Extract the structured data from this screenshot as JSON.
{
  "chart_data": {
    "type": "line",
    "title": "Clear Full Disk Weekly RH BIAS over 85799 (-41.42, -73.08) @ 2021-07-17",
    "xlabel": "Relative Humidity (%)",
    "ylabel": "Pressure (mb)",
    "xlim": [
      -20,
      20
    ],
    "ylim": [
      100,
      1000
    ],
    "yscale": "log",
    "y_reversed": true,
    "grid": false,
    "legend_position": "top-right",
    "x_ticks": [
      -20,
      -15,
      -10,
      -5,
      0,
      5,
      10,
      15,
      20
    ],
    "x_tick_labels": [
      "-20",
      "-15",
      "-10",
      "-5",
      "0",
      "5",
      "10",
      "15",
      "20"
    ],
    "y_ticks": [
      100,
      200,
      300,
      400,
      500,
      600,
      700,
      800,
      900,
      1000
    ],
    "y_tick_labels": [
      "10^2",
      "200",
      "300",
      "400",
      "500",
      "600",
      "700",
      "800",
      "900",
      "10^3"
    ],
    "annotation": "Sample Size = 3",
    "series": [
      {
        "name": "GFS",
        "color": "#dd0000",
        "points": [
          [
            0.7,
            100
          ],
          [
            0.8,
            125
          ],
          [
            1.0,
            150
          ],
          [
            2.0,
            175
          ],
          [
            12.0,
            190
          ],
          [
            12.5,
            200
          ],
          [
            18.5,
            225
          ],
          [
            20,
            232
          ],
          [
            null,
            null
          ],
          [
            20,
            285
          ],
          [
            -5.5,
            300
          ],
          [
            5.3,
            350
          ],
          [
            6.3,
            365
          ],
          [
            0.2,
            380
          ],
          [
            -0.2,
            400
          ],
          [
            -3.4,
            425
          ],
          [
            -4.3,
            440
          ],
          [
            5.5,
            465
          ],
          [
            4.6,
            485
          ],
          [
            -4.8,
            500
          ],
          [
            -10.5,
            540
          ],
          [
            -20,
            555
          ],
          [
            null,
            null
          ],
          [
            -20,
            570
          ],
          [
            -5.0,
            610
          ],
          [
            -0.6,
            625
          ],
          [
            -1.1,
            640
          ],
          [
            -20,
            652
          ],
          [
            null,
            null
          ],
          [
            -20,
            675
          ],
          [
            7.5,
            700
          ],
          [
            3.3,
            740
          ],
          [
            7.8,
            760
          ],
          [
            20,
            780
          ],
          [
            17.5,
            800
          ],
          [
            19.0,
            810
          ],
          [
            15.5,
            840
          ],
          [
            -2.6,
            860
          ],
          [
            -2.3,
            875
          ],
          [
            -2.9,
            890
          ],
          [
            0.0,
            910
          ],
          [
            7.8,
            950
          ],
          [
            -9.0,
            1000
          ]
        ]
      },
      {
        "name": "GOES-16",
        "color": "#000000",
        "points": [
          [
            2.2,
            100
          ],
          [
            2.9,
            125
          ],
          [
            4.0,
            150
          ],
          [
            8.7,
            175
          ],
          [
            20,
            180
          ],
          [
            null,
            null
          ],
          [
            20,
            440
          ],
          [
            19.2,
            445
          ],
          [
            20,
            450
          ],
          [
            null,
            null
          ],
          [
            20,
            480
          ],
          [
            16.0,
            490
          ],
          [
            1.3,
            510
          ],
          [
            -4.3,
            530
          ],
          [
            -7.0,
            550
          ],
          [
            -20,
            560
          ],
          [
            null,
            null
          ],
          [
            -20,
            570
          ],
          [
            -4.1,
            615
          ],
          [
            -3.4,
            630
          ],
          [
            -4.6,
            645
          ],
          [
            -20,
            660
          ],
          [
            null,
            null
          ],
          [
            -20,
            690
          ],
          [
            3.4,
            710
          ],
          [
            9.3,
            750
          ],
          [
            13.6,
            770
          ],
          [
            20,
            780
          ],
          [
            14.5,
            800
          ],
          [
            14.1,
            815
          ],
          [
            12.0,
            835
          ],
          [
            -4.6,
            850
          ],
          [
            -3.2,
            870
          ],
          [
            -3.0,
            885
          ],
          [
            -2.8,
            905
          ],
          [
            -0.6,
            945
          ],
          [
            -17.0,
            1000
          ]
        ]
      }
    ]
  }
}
####################
**Given instruction**
Type out the whole listing above again, exactly as it stands.

**Exercise answer**
Extract the structured data from this screenshot as JSON.
{
  "chart_data": {
    "type": "line",
    "title": "Clear Full Disk Weekly RH BIAS over 85799 (-41.42, -73.08) @ 2021-07-17",
    "xlabel": "Relative Humidity (%)",
    "ylabel": "Pressure (mb)",
    "xlim": [
      -20,
      20
    ],
    "ylim": [
      100,
      1000
    ],
    "yscale": "log",
    "y_reversed": true,
    "grid": false,
    "legend_position": "top-right",
    "x_ticks": [
      -20,
      -15,
      -10,
      -5,
      0,
      5,
      10,
      15,
      20
    ],
    "x_tick_labels": [
      "-20",
      "-15",
      "-10",
      "-5",
      "0",
      "5",
      "10",
      "15",
      "20"
    ],
    "y_ticks": [
      100,
      200,
      300,
      400,
      500,
      600,
      700,
      800,
      900,
      1000
    ],
    "y_tick_labels": [
      "10^2",
      "200",
      "300",
      "400",
      "500",
      "600",
      "700",
      "800",
      "900",
      "10^3"
    ],
    "annotation": "Sample Size = 3",
    "series": [
      {
        "name": "GFS",
        "color": "#dd0000",
        "points": [
          [
            0.7,
            100
          ],
          [
            0.8,
            125
          ],
          [
            1.0,
            150
          ],
          [
            2.0,
            175
          ],
          [
            12.0,
            190
          ],
          [
            12.5,
            200
          ],
          [
            18.5,
            225
          ],
          [
            20,
            232
          ],
          [
            null,
            null
          ],
          [
            20,
            285
          ],
          [
            -5.5,
            300
          ],
          [
            5.3,
            350
          ],
          [
            6.3,
            365
          ],
          [
            0.2,
            380
          ],
          [
            -0.2,
            400
          ],
          [
            -3.4,
            425
          ],
          [
            -4.3,
            440
          ],
          [
            5.5,
            465
          ],
          [
            4.6,
            485
          ],
          [
            -4.8,
            500
          ],
          [
            -10.5,
            540
          ],
          [
            -20,
            555
          ],
          [
            null,
            null
          ],
          [
            -20,
            570
          ],
          [
            -5.0,
            610
          ],
          [
            -0.6,
            625
          ],
          [
            -1.1,
            640
          ],
          [
            -20,
            652
          ],
          [
            null,
            null
          ],
          [
            -20,
            675
          ],
          [
            7.5,
            700
          ],
          [
            3.3,
            740
          ],
          [
            7.8,
            760
          ],
          [
            20,
            780
          ],
          [
            17.5,
            800
          ],
          [
            19.0,
            810
          ],
          [
            15.5,
            840
          ],
          [
            -2.6,
            860
          ],
          [
            -2.3,
            875
          ],
          [
            -2.9,
            890
          ],
          [
            0.0,
            910
          ],
          [
            7.8,
            950
          ],
          [
            -9.0,
            1000
          ]
        ]
      },
      {
        "name": "GOES-16",
        "color": "#000000",
        "points": [
          [
            2.2,
            100
          ],
          [
            2.9,
            125
          ],
          [
            4.0,
            150
          ],
          [
            8.7,
            175
          ],
          [
            20,
            180
          ],
          [
            null,
            null
          ],
          [
            20,
            440
          ],
          [
            19.2,
            445
          ],
          [
            20,
            450
          ],
          [
            null,
            null
          ],
          [
            20,
            480
          ],
          [
            16.0,
            490
          ],
          [
            1.3,
            510
          ],
          [
            -4.3,
            530
          ],
          [
            -7.0,
            550
          ],
          [
            -20,
            560
          ],
          [
            null,
            null
          ],
          [
            -20,
            570
          ],
          [
            -4.1,
            615
          ],
          [
            -3.4,
            630
          ],
          [
            -4.6,
            645
          ],
          [
            -20,
            660
          ],
          [
            null,
            null
          ],
          [
            -20,
            690
          ],
          [
            3.4,
            710
          ],
          [
            9.3,
            750
          ],
          [
            13.6,
            770
          ],
          [
            20,
            780
          ],
          [
            14.5,
            800
          ],
          [
            14.1,
            815
          ],
          [
            12.0,
            835
          ],
          [
            -4.6,
            850
          ],
          [
            -3.2,
            870
          ],
          [
            -3.0,
            885
          ],
          [
            -2.8,
            905
          ],
          [
            -0.6,
            945
          ],
          [
            -17.0,
            1000
          ]
        ]
      }
    ]
  }
}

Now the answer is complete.